§ Stated exercise
Copy all lines holding the word "下设办公室" from the entries.

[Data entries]

※ ※ ※

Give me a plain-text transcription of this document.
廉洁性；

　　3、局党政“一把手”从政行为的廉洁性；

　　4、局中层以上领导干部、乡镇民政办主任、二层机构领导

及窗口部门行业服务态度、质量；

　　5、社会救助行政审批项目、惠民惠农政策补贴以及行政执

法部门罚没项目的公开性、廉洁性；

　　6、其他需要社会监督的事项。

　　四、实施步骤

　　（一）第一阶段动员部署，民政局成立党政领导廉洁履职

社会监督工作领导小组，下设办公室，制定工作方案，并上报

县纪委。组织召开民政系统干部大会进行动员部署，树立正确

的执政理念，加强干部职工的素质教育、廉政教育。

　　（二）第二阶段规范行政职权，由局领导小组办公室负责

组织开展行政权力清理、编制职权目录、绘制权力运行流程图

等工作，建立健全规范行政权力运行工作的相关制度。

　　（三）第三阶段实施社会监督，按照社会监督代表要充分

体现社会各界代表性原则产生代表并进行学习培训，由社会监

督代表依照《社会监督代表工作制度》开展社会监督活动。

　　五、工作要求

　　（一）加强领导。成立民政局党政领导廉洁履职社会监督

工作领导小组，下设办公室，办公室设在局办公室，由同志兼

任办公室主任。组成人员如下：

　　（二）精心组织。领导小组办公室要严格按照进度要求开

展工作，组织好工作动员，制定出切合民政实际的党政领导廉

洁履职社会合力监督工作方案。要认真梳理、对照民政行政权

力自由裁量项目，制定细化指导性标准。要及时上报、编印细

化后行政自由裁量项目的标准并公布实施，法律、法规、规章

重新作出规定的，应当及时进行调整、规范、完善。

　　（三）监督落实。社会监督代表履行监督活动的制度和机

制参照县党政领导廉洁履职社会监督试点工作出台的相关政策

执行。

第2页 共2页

※ ※ ※

§ Finished answer
社会监督工作领导小组，下设办公室，制定工作方案，并上报
工作领导小组，下设办公室，办公室设在局办公室，由同志兼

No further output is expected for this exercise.